**GIVEN INSTRUCTION:**
Would you output the whole listing below, exactly as it reads?

Collected data entries
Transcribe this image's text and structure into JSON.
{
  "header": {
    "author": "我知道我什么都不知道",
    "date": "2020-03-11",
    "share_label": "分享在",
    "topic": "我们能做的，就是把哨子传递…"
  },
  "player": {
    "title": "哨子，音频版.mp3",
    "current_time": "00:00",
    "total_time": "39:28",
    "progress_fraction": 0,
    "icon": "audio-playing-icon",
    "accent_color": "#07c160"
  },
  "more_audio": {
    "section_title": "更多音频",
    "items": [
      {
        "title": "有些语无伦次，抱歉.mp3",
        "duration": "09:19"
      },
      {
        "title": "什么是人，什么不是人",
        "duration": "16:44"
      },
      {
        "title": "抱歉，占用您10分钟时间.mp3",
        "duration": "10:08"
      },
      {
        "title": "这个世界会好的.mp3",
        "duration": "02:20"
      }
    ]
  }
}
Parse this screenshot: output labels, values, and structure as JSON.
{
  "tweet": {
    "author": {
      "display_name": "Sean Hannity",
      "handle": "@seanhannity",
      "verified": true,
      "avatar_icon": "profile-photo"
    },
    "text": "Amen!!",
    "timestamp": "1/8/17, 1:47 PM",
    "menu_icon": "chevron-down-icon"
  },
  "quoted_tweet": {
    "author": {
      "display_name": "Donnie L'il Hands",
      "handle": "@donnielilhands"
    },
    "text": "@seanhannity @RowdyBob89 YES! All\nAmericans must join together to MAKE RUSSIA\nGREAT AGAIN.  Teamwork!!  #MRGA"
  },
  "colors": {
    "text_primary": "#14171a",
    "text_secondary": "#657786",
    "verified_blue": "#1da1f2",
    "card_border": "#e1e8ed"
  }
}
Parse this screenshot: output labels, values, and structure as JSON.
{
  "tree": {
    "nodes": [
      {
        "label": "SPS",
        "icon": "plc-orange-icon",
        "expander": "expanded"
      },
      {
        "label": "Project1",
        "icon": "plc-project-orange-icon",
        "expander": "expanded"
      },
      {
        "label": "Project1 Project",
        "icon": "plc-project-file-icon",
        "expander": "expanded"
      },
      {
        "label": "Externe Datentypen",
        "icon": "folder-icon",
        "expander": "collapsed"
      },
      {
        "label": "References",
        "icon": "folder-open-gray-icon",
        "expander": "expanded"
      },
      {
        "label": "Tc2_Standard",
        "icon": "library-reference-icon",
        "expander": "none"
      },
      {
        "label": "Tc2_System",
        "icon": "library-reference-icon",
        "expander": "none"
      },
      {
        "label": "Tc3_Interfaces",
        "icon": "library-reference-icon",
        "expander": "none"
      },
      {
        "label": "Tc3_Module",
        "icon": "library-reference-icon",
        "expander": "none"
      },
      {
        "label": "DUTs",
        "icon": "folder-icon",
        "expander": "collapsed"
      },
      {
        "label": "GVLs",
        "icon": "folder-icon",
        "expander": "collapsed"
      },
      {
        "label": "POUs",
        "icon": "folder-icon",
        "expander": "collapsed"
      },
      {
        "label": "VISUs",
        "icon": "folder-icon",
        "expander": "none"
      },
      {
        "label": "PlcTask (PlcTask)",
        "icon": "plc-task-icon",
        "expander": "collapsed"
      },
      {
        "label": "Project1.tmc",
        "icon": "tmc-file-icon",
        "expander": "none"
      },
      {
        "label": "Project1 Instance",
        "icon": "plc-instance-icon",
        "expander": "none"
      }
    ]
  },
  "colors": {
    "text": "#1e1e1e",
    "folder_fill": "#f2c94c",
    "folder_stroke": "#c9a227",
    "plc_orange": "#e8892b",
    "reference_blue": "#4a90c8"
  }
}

**TASK OUTPUT:**
Transcribe this image's text and structure into JSON.
{
  "header": {
    "author": "我知道我什么都不知道",
    "date": "2020-03-11",
    "share_label": "分享在",
    "topic": "我们能做的，就是把哨子传递…"
  },
  "player": {
    "title": "哨子，音频版.mp3",
    "current_time": "00:00",
    "total_time": "39:28",
    "progress_fraction": 0,
    "icon": "audio-playing-icon",
    "accent_color": "#07c160"
  },
  "more_audio": {
    "section_title": "更多音频",
    "items": [
      {
        "title": "有些语无伦次，抱歉.mp3",
        "duration": "09:19"
      },
      {
        "title": "什么是人，什么不是人",
        "duration": "16:44"
      },
      {
        "title": "抱歉，占用您10分钟时间.mp3",
        "duration": "10:08"
      },
      {
        "title": "这个世界会好的.mp3",
        "duration": "02:20"
      }
    ]
  }
}
Parse this screenshot: output labels, values, and structure as JSON.
{
  "tweet": {
    "author": {
      "display_name": "Sean Hannity",
      "handle": "@seanhannity",
      "verified": true,
      "avatar_icon": "profile-photo"
    },
    "text": "Amen!!",
    "timestamp": "1/8/17, 1:47 PM",
    "menu_icon": "chevron-down-icon"
  },
  "quoted_tweet": {
    "author": {
      "display_name": "Donnie L'il Hands",
      "handle": "@donnielilhands"
    },
    "text": "@seanhannity @RowdyBob89 YES! All\nAmericans must join together to MAKE RUSSIA\nGREAT AGAIN.  Teamwork!!  #MRGA"
  },
  "colors": {
    "text_primary": "#14171a",
    "text_secondary": "#657786",
    "verified_blue": "#1da1f2",
    "card_border": "#e1e8ed"
  }
}
Parse this screenshot: output labels, values, and structure as JSON.
{
  "tree": {
    "nodes": [
      {
        "label": "SPS",
        "icon": "plc-orange-icon",
        "expander": "expanded"
      },
      {
        "label": "Project1",
        "icon": "plc-project-orange-icon",
        "expander": "expanded"
      },
      {
        "label": "Project1 Project",
        "icon": "plc-project-file-icon",
        "expander": "expanded"
      },
      {
        "label": "Externe Datentypen",
        "icon": "folder-icon",
        "expander": "collapsed"
      },
      {
        "label": "References",
        "icon": "folder-open-gray-icon",
        "expander": "expanded"
      },
      {
        "label": "Tc2_Standard",
        "icon": "library-reference-icon",
        "expander": "none"
      },
      {
        "label": "Tc2_System",
        "icon": "library-reference-icon",
        "expander": "none"
      },
      {
        "label": "Tc3_Interfaces",
        "icon": "library-reference-icon",
        "expander": "none"
      },
      {
        "label": "Tc3_Module",
        "icon": "library-reference-icon",
        "expander": "none"
      },
      {
        "label": "DUTs",
        "icon": "folder-icon",
        "expander": "collapsed"
      },
      {
        "label": "GVLs",
        "icon": "folder-icon",
        "expander": "collapsed"
      },
      {
        "label": "POUs",
        "icon": "folder-icon",
        "expander": "collapsed"
      },
      {
        "label": "VISUs",
        "icon": "folder-icon",
        "expander": "none"
      },
      {
        "label": "PlcTask (PlcTask)",
        "icon": "plc-task-icon",
        "expander": "collapsed"
      },
      {
        "label": "Project1.tmc",
        "icon": "tmc-file-icon",
        "expander": "none"
      },
      {
        "label": "Project1 Instance",
        "icon": "plc-instance-icon",
        "expander": "none"
      }
    ]
  },
  "colors": {
    "text": "#1e1e1e",
    "folder_fill": "#f2c94c",
    "folder_stroke": "#c9a227",
    "plc_orange": "#e8892b",
    "reference_blue": "#4a90c8"
  }
}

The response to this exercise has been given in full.